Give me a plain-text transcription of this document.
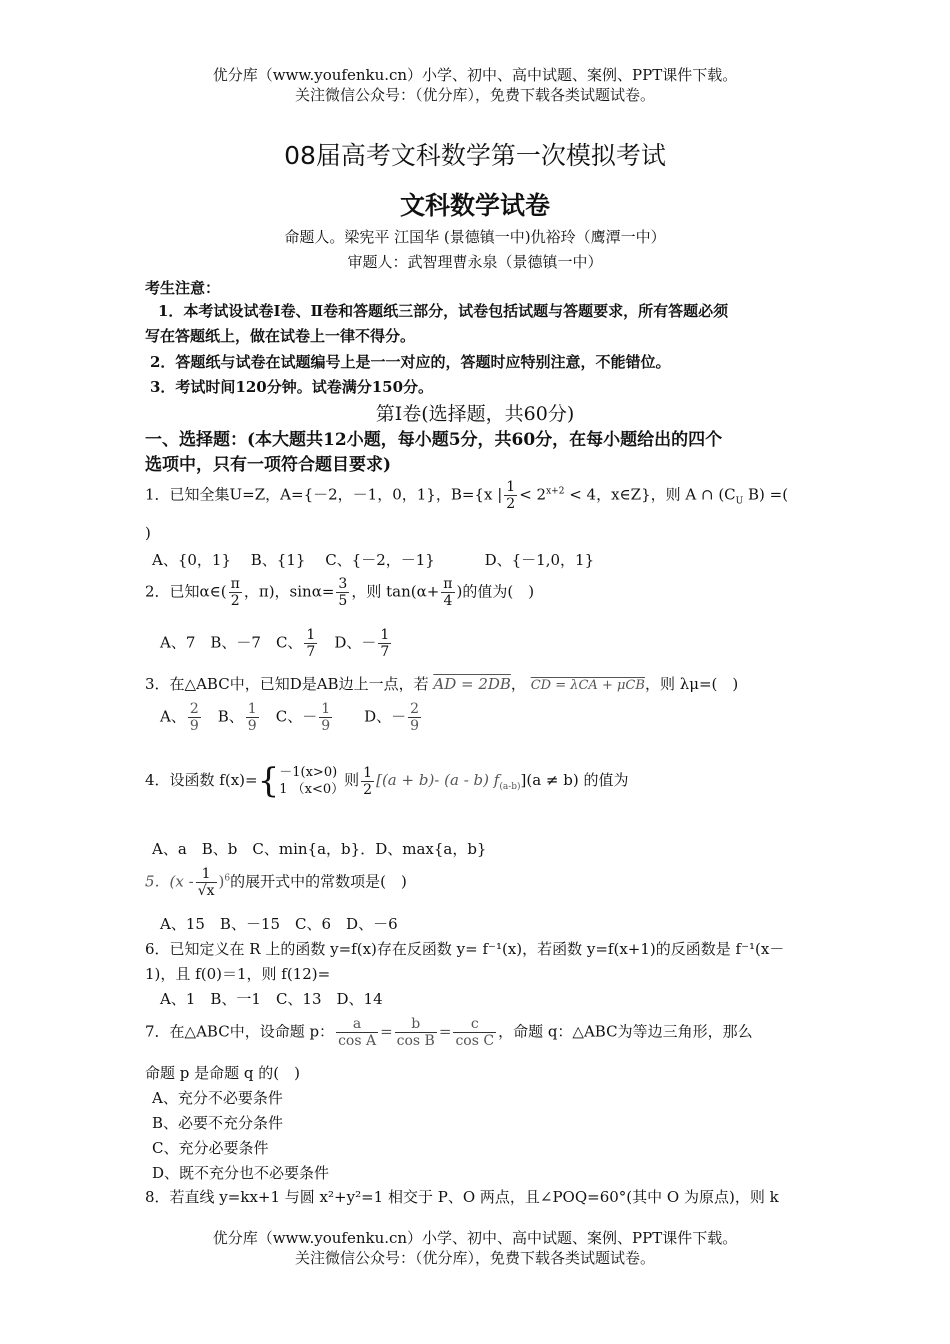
优分库（www.youfenku.cn）小学、初中、高中试题、案例、PPT课件下载。
关注微信公众号：（优分库），免费下载各类试题试卷。
08届高考文科数学第一次模拟考试
文科数学试卷
命题人。梁宪平 江国华 (景德镇一中)仇裕玲（鹰潭一中）
审题人：武智理曹永泉（景德镇一中）
考生注意：
1．本考试设试卷Ⅰ卷、Ⅱ卷和答题纸三部分，试卷包括试题与答题要求，所有答题必须
写在答题纸上，做在试卷上一律不得分。
2．答题纸与试卷在试题编号上是一一对应的，答题时应特别注意，不能错位。
3．考试时间120分钟。试卷满分150分。
第Ⅰ卷(选择题，共60分)
一、选择题：(本大题共12小题，每小题5分，共60分，在每小题给出的四个
选项中，只有一项符合题目要求)
1．已知全集U=Z，A={－2，－1，0，1}，B={x | $\frac{1}{2} < 2^{x+2} < 4$，x∈Z}，则 A ∩ ($C_U$ B) =(
)
A、{0，1}　 B、{1}　 C、{－2，－1}　　　 D、{－1,0，1}
2．已知α∈( $\frac{\pi}{2}$ ，π)，$\sin\alpha= \frac{3}{5}$ ，则 $\tan(\alpha+ \frac{\pi}{4}$ )的值为(　)
A、7　B、－7　C、 $\frac{1}{7}$ 　D、－ $\frac{1}{7}$
3．在△ABC中，已知D是AB边上一点，若 AD = 2DB， CD = λCA + μCB，则 λμ=(　)
A、 $\frac{2}{9}$ 　B、 $\frac{1}{9}$ 　C、－ $\frac{1}{9}$ 　　D、－ $\frac{2}{9}$
4．设函数 f(x)={ －1(x>0)
1 （x<0）
则 $\frac{1}{2} [(a + b)-$ (a - b) $f_{(a-b)}](a \ne b)$ 的值为
A、a　B、b　C、min{a，b}．D、max{a，b}
5．$(x - \frac{1}{√x} )^6$的展开式中的常数项是(　)
A、15　B、－15　C、6　D、－6
6．已知定义在 R 上的函数 y=f(x)存在反函数 y= f⁻¹(x)，若函数 y=f(x+1)的反函数是 f⁻¹(x－
1)，且 f(0)＝1，则 f(12)=
A、1　B、一1　C、13　D、14
7．在△ABC中，设命题 p： $\frac{a}{\text{cos A}} = \frac{b}{\text{cos B}} = \frac{c}{\text{cos C}}$ ，命题 q：△ABC为等边三角形，那么
命题 p 是命题 q 的(　)
A、充分不必要条件
B、必要不充分条件
C、充分必要条件
D、既不充分也不必要条件
8．若直线 y=kx+1 与圆 x²+y²=1 相交于 P、O 两点，且∠POQ=60°(其中 O 为原点)，则 k
优分库（www.youfenku.cn）小学、初中、高中试题、案例、PPT课件下载。
关注微信公众号：（优分库），免费下载各类试题试卷。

+--

# [Given exercise]
Output all of the entries verbatim, leaving out any images.

# [Complete response]
Give me a plain-text transcription of this document.
优分库（www.youfenku.cn）小学、初中、高中试题、案例、PPT课件下载。
关注微信公众号：（优分库），免费下载各类试题试卷。
08届高考文科数学第一次模拟考试
文科数学试卷
命题人。梁宪平 江国华 (景德镇一中)仇裕玲（鹰潭一中）
审题人：武智理曹永泉（景德镇一中）
考生注意：
1．本考试设试卷Ⅰ卷、Ⅱ卷和答题纸三部分，试卷包括试题与答题要求，所有答题必须
写在答题纸上，做在试卷上一律不得分。
2．答题纸与试卷在试题编号上是一一对应的，答题时应特别注意，不能错位。
3．考试时间120分钟。试卷满分150分。
第Ⅰ卷(选择题，共60分)
一、选择题：(本大题共12小题，每小题5分，共60分，在每小题给出的四个
选项中，只有一项符合题目要求)
1．已知全集U=Z，A={－2，－1，0，1}，B={x | $\frac{1}{2} < 2^{x+2} < 4$，x∈Z}，则 A ∩ ($C_U$ B) =(
)
A、{0，1}　 B、{1}　 C、{－2，－1}　　　 D、{－1,0，1}
2．已知α∈( $\frac{\pi}{2}$ ，π)，$\sin\alpha= \frac{3}{5}$ ，则 $\tan(\alpha+ \frac{\pi}{4}$ )的值为(　)
A、7　B、－7　C、 $\frac{1}{7}$ 　D、－ $\frac{1}{7}$
3．在△ABC中，已知D是AB边上一点，若 AD = 2DB， CD = λCA + μCB，则 λμ=(　)
A、 $\frac{2}{9}$ 　B、 $\frac{1}{9}$ 　C、－ $\frac{1}{9}$ 　　D、－ $\frac{2}{9}$
4．设函数 f(x)={ －1(x>0)
1 （x<0）
则 $\frac{1}{2} [(a + b)-$ (a - b) $f_{(a-b)}](a \ne b)$ 的值为
A、a　B、b　C、min{a，b}．D、max{a，b}
5．$(x - \frac{1}{√x} )^6$的展开式中的常数项是(　)
A、15　B、－15　C、6　D、－6
6．已知定义在 R 上的函数 y=f(x)存在反函数 y= f⁻¹(x)，若函数 y=f(x+1)的反函数是 f⁻¹(x－
1)，且 f(0)＝1，则 f(12)=
A、1　B、一1　C、13　D、14
7．在△ABC中，设命题 p： $\frac{a}{\text{cos A}} = \frac{b}{\text{cos B}} = \frac{c}{\text{cos C}}$ ，命题 q：△ABC为等边三角形，那么
命题 p 是命题 q 的(　)
A、充分不必要条件
B、必要不充分条件
C、充分必要条件
D、既不充分也不必要条件
8．若直线 y=kx+1 与圆 x²+y²=1 相交于 P、O 两点，且∠POQ=60°(其中 O 为原点)，则 k
优分库（www.youfenku.cn）小学、初中、高中试题、案例、PPT课件下载。
关注微信公众号：（优分库），免费下载各类试题试卷。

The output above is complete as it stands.